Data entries
[start]

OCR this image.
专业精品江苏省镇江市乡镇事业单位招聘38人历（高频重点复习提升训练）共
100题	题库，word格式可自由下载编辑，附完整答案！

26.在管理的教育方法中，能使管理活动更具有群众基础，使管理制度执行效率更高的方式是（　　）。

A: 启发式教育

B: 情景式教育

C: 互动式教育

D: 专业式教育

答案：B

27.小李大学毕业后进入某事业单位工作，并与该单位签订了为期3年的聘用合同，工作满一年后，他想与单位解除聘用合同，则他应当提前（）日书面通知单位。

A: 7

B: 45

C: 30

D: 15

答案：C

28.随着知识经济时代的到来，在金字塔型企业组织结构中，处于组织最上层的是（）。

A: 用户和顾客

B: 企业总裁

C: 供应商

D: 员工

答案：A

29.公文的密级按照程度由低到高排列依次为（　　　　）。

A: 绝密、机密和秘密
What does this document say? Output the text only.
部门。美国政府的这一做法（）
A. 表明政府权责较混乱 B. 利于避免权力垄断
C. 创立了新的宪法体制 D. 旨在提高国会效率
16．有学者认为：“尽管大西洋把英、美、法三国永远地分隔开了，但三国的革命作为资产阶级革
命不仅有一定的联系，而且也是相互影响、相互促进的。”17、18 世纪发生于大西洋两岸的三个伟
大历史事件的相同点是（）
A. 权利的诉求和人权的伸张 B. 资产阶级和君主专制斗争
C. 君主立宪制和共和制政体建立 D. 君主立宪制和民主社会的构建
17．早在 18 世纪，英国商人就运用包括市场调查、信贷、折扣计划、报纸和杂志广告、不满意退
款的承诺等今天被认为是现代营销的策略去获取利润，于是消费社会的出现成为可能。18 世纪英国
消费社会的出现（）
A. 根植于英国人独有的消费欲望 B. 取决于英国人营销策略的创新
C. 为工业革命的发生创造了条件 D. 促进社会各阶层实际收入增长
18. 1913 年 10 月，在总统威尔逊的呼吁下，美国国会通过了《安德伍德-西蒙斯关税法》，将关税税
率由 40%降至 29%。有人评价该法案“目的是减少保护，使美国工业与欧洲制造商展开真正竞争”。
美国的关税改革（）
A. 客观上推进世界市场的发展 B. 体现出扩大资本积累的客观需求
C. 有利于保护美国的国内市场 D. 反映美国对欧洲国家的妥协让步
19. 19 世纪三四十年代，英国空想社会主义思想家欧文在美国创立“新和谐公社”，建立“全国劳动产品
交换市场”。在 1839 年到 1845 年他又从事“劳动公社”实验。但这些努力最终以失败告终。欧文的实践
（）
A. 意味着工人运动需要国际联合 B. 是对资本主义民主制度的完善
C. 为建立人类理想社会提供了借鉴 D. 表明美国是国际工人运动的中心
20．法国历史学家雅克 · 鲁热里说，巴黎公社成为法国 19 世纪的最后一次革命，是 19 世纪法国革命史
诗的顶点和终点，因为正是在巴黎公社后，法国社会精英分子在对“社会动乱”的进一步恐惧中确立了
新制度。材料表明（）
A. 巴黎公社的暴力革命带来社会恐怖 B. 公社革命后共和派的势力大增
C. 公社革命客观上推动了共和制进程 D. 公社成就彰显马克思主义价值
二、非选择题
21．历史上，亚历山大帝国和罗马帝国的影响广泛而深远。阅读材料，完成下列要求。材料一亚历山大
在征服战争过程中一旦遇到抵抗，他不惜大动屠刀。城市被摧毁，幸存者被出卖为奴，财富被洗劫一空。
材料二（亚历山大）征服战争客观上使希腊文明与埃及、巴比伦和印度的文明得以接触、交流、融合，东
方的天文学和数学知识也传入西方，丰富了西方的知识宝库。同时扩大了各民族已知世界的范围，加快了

[end]

Take every line from the data that contains the word "this".

* PROBLEM SOLUTION
OCR this image.
What does this document say? Output the text only.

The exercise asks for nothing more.